» PROBLEM TO SOLVE
Find each line containing the string "stupně". Copy it.

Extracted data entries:
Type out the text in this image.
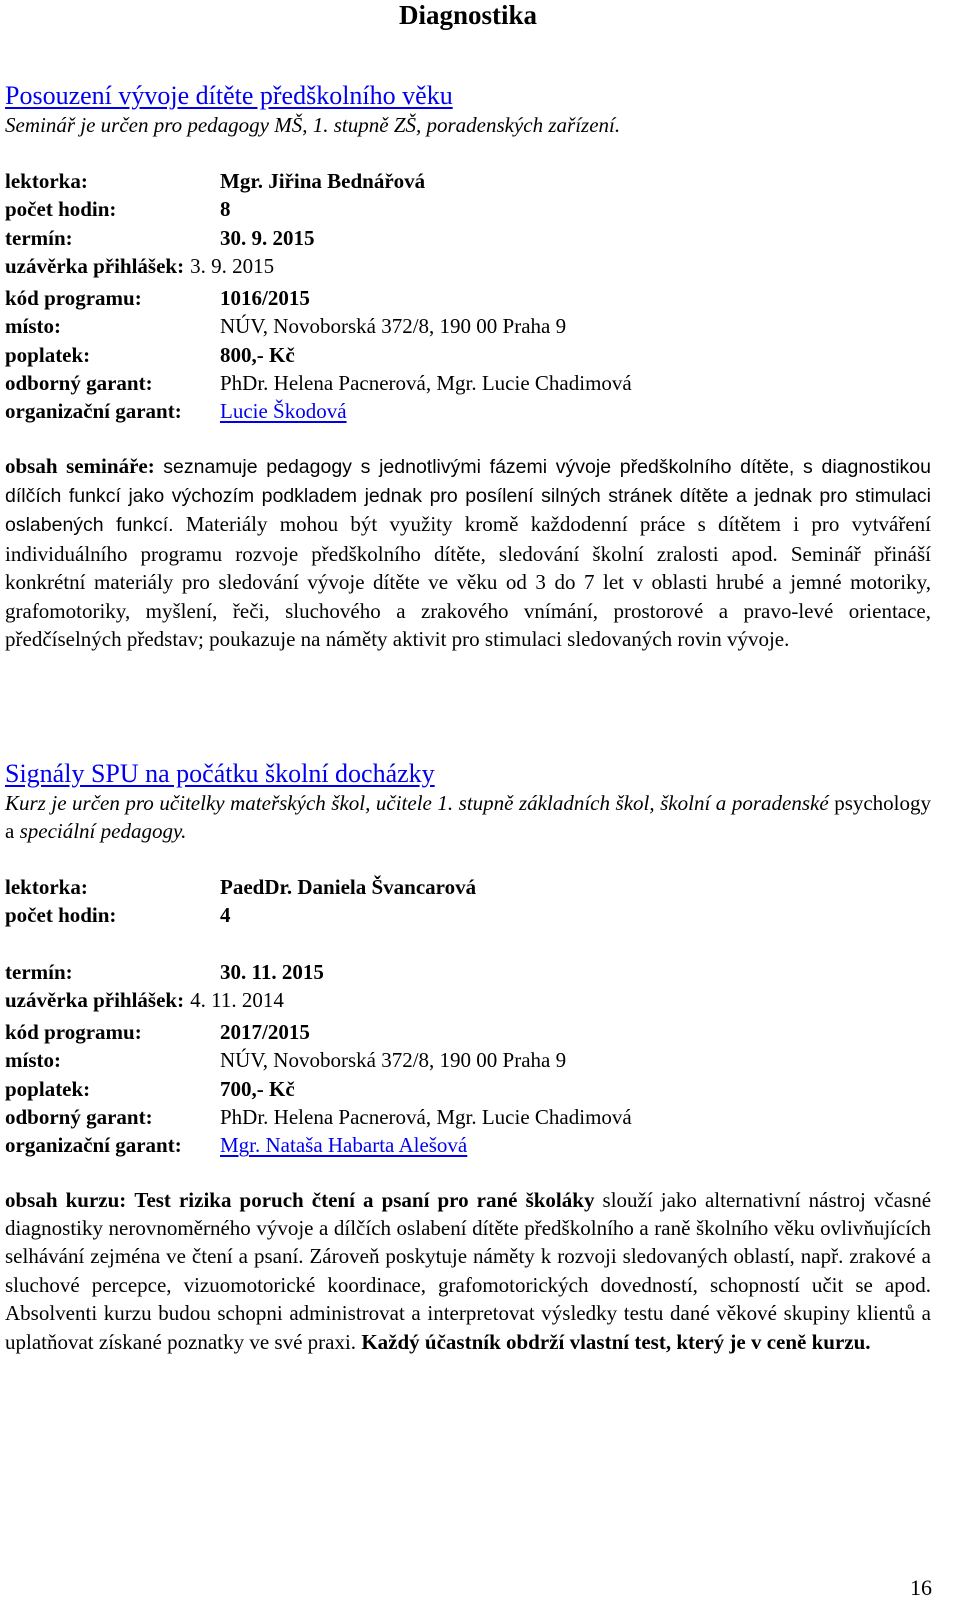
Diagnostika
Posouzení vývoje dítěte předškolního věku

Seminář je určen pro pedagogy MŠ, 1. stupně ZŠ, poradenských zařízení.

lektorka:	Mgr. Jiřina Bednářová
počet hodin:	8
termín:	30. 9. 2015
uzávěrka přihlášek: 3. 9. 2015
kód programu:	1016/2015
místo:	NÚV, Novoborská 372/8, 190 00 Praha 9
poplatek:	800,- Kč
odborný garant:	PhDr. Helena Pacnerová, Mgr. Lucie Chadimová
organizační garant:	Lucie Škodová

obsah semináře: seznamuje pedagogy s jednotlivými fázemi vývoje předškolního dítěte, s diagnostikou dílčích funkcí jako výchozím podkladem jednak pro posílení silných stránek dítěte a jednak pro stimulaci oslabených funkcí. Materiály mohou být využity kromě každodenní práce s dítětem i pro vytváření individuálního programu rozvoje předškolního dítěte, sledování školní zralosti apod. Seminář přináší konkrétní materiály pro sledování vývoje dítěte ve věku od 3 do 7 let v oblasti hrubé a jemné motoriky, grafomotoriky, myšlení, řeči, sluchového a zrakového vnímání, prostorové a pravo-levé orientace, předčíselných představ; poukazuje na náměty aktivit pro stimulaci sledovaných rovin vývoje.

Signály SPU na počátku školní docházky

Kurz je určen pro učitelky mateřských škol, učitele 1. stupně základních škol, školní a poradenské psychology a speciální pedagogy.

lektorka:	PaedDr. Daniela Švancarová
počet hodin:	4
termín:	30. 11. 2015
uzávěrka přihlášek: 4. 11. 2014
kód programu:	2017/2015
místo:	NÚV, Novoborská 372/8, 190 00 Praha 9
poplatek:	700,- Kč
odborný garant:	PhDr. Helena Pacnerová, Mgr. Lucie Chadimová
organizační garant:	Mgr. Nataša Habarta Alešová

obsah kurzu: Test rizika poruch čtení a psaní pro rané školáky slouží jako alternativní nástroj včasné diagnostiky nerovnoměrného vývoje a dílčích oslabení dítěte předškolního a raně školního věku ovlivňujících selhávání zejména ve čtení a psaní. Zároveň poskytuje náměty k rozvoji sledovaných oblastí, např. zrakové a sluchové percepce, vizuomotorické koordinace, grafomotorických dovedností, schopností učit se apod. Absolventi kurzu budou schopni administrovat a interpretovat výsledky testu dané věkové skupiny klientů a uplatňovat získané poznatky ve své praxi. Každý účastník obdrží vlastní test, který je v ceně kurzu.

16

» THE RESPONSE
Seminář je určen pro pedagogy MŠ, 1. stupně ZŠ, poradenských zařízení.
Kurz je určen pro učitelky mateřských škol, učitele 1. stupně základních škol, školní a poradenské psychology a speciální pedagogy.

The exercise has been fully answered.